**What needs to be done:** Spot each line that carries the word "ニュース"; copy those lines.

(Records from a dataset)
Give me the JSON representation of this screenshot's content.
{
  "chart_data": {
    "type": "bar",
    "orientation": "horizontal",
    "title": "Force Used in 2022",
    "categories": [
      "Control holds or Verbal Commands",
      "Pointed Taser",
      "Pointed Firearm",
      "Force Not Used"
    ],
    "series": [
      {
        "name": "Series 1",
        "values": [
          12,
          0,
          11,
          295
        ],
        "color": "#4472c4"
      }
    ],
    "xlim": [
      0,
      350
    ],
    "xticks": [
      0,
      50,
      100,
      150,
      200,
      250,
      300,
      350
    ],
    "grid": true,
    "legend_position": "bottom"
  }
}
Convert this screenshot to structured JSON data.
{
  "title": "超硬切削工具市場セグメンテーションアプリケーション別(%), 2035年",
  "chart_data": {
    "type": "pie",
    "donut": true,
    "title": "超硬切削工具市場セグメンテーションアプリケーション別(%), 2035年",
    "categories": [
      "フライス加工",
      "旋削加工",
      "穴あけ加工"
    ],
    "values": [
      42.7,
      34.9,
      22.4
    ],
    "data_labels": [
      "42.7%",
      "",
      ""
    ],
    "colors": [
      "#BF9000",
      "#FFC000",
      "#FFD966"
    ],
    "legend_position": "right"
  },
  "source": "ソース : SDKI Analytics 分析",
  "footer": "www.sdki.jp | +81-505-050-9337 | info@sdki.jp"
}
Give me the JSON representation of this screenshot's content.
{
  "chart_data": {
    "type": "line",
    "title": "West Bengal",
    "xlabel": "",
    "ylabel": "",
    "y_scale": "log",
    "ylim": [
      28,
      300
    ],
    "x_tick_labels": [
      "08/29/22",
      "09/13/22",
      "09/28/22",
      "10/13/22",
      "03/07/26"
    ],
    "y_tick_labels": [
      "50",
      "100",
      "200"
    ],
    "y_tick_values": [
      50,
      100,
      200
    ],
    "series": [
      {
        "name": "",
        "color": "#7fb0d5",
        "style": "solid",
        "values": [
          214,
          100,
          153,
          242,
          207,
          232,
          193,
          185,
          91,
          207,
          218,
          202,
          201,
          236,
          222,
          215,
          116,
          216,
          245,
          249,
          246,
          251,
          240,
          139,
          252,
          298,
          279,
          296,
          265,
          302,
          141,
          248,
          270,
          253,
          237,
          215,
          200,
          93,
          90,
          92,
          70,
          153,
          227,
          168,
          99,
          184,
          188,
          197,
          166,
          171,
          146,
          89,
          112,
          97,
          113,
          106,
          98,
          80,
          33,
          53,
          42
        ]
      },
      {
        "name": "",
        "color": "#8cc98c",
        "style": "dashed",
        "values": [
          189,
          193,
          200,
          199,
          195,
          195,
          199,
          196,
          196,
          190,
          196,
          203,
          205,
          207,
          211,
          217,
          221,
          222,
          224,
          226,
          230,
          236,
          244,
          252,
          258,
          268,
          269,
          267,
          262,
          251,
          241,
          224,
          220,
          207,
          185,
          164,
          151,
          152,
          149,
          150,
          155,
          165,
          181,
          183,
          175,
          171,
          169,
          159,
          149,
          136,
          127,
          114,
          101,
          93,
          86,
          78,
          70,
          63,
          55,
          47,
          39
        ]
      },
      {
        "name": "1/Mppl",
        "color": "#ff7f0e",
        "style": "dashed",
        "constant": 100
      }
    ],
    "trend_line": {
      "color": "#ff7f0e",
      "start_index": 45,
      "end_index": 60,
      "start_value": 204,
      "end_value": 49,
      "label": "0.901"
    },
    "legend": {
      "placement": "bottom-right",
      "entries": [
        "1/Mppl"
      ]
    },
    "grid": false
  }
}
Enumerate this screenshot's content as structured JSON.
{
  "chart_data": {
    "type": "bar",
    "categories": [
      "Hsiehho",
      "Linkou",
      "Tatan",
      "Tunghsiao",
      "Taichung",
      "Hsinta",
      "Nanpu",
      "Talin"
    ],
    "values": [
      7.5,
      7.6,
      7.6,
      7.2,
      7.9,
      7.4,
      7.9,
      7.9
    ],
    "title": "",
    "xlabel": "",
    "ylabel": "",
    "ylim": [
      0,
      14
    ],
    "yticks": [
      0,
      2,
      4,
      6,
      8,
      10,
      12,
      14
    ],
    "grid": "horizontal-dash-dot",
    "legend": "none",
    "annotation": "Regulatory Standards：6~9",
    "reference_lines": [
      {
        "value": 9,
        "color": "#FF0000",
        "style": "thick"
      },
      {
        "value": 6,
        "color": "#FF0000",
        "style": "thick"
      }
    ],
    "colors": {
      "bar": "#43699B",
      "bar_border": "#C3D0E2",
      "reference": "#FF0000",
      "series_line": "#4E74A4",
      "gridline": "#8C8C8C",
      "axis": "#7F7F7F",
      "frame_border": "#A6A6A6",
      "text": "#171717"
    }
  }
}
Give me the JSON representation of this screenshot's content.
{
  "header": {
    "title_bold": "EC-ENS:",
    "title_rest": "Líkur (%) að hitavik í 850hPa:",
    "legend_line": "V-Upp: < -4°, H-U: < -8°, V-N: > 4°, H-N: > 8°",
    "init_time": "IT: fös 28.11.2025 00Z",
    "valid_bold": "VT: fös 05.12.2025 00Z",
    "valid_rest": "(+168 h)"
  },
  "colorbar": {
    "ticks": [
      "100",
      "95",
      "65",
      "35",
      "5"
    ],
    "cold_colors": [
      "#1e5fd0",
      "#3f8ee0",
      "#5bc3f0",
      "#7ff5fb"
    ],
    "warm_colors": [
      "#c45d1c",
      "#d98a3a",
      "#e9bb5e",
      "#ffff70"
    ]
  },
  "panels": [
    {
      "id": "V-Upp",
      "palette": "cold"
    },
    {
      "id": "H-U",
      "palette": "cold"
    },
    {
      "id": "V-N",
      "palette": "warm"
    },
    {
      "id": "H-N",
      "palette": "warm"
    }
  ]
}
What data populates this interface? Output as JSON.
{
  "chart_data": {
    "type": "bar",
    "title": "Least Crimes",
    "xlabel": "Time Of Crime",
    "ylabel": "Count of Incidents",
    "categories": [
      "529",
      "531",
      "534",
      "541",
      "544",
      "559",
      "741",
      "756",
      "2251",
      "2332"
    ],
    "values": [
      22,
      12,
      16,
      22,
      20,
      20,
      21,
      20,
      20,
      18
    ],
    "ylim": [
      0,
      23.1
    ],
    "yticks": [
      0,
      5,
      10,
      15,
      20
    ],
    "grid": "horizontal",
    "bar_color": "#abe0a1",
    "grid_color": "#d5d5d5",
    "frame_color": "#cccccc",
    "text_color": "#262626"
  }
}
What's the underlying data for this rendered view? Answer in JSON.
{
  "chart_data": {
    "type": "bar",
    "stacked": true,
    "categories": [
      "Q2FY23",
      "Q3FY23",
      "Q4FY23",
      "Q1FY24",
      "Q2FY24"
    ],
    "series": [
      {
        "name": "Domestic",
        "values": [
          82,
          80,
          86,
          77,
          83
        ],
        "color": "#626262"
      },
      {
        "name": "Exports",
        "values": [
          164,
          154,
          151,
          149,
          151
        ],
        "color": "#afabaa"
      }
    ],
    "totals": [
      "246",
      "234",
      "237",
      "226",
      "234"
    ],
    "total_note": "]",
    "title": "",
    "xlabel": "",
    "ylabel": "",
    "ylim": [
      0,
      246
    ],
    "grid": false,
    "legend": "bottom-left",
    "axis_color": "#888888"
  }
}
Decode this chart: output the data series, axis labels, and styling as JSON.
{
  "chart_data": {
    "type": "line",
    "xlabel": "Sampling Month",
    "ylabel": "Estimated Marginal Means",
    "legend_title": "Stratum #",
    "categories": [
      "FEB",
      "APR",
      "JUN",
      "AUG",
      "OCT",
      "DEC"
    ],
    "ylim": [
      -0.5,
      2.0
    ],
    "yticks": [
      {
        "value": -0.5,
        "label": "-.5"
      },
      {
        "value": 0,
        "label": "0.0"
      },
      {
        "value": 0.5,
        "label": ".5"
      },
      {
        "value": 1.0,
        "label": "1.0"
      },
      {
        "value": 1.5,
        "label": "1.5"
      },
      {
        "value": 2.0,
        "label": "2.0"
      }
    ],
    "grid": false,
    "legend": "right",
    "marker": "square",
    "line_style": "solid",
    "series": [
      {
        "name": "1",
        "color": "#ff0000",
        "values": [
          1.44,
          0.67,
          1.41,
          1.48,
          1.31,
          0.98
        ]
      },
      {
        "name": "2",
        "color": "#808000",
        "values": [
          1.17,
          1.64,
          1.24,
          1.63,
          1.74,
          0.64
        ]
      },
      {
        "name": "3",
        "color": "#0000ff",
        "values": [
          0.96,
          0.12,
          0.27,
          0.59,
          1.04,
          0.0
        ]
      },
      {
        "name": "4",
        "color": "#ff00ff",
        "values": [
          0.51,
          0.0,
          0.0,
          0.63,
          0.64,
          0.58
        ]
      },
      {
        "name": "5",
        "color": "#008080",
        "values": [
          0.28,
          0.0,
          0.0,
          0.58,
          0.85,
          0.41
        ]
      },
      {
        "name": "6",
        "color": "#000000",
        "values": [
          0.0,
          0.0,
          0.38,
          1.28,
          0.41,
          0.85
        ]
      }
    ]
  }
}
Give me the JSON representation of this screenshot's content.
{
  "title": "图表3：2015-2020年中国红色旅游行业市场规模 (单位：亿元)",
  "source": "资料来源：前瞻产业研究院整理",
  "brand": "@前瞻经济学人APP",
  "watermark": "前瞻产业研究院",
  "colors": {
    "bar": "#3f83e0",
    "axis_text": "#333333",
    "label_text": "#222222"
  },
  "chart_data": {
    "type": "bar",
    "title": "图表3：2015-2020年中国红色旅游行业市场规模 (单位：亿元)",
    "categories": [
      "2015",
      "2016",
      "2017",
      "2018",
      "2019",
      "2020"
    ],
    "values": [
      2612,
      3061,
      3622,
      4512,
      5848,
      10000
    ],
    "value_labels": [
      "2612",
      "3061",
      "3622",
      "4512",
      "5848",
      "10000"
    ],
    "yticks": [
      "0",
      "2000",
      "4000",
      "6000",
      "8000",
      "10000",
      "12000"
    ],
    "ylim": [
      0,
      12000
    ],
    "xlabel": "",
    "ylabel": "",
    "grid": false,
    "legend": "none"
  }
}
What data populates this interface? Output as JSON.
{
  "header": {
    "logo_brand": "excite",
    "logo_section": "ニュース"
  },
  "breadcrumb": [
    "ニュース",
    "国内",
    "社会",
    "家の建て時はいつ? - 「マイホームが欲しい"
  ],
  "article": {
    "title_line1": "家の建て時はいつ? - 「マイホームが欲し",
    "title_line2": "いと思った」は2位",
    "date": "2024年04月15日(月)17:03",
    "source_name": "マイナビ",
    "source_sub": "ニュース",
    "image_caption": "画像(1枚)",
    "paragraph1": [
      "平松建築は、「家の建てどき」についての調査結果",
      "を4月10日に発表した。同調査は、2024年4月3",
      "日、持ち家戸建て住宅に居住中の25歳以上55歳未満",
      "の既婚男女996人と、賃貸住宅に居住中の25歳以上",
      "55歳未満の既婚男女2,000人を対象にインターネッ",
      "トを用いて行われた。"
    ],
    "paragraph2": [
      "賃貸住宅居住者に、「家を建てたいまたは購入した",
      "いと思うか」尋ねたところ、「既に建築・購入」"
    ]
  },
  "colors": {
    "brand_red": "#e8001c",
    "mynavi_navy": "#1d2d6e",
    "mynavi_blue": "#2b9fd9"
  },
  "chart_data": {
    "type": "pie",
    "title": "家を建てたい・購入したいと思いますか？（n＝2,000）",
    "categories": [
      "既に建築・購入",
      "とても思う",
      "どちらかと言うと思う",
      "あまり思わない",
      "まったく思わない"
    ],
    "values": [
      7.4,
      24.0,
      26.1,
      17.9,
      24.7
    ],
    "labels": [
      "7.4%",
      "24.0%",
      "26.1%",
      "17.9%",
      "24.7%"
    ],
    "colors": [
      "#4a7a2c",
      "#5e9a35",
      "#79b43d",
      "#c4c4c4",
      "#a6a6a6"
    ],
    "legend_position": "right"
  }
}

**Final answer:**
    "logo_section": "ニュース"
    "ニュース",
    "source_sub": "ニュース",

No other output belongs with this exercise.